EXERCISE DETAILS: Select and reproduce each line of the listing below that bears the string "Team".

-- WORKING DATA start --

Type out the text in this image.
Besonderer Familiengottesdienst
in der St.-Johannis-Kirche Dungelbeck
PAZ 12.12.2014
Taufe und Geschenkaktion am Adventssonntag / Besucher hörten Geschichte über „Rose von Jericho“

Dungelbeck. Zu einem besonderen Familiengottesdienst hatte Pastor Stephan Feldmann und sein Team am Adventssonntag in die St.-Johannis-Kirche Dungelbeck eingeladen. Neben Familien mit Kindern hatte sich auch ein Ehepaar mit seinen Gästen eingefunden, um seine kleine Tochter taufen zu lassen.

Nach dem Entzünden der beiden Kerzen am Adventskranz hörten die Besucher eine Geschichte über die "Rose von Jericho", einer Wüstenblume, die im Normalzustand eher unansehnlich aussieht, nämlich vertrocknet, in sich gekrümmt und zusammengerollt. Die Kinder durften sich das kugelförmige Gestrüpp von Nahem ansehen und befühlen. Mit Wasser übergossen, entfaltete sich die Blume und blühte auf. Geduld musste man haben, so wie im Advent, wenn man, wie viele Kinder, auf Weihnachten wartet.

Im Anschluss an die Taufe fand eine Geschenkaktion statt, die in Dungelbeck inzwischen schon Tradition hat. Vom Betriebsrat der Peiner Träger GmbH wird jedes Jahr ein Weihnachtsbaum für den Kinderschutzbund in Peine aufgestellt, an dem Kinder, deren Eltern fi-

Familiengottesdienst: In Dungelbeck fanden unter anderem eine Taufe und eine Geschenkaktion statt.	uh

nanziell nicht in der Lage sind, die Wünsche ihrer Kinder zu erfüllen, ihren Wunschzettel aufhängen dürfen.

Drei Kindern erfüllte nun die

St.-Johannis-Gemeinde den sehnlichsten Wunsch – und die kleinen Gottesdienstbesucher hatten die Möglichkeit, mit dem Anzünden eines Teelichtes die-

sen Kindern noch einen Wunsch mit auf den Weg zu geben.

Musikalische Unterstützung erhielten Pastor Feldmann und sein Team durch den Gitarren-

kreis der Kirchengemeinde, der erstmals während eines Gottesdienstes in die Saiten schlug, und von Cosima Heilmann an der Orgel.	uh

-- WORKING DATA end --

EXERCISE OUTPUT:
Dungelbeck. Zu einem besonderen Familiengottesdienst hatte Pastor Stephan Feldmann und sein Team am Adventssonntag in die St.-Johannis-Kirche Dungelbeck eingeladen. Neben Familien mit Kindern hatte sich auch ein Ehepaar mit seinen Gästen eingefunden, um seine kleine Tochter taufen zu lassen.
Musikalische Unterstützung erhielten Pastor Feldmann und sein Team durch den Gitarren-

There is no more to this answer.